** START OF EXTRACTED DATA **

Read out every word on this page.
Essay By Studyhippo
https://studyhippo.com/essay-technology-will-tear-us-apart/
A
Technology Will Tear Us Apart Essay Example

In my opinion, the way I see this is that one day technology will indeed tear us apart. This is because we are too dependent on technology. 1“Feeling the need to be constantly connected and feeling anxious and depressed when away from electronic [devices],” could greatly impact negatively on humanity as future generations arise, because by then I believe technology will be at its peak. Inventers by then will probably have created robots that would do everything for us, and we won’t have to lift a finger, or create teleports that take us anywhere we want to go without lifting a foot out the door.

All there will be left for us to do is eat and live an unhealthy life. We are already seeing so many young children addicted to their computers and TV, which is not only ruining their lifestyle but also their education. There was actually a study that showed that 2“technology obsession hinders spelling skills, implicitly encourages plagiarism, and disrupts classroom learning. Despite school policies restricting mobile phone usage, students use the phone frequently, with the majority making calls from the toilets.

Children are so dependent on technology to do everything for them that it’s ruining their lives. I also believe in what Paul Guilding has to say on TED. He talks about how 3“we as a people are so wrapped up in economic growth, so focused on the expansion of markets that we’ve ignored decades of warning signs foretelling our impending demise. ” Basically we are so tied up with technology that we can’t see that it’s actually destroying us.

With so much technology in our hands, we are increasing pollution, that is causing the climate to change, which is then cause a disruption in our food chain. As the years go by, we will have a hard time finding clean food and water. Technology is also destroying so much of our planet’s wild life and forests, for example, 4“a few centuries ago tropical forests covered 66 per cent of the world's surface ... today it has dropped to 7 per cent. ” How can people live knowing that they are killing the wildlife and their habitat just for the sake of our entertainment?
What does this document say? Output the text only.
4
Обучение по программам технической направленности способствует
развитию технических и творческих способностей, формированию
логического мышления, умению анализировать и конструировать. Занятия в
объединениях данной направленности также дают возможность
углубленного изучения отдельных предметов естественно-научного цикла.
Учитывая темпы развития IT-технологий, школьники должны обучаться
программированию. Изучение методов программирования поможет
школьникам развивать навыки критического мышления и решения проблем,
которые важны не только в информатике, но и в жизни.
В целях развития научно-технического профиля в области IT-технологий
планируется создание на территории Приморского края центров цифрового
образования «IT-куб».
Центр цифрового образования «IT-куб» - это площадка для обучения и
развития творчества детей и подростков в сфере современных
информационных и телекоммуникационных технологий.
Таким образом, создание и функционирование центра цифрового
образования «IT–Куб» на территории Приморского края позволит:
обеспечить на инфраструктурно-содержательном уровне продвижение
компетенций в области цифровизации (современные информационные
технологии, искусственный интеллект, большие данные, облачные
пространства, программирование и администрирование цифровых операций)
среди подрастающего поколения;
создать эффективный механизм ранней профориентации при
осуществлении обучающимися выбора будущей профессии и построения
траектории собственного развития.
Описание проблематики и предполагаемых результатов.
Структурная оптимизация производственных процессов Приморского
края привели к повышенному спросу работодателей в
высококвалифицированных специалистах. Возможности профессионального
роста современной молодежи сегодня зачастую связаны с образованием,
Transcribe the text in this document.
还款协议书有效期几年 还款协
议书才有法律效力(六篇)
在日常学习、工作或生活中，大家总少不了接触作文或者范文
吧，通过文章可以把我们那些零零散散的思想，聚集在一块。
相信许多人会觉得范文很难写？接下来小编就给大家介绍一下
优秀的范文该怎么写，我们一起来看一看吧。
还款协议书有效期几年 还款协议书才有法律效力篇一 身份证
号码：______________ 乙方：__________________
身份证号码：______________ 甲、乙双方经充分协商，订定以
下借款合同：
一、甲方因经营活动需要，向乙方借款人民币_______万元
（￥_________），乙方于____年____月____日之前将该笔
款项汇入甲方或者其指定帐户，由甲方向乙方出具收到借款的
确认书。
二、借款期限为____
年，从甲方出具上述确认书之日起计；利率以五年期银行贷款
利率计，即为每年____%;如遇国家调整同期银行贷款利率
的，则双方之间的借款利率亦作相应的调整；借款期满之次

** END OF EXTRACTED DATA **

TASK TO CARRY OUT — Extract each line holding the word "document" from the records.

EXERCISE RESULT —
What does this document say? Output the text only.
Transcribe the text in this document.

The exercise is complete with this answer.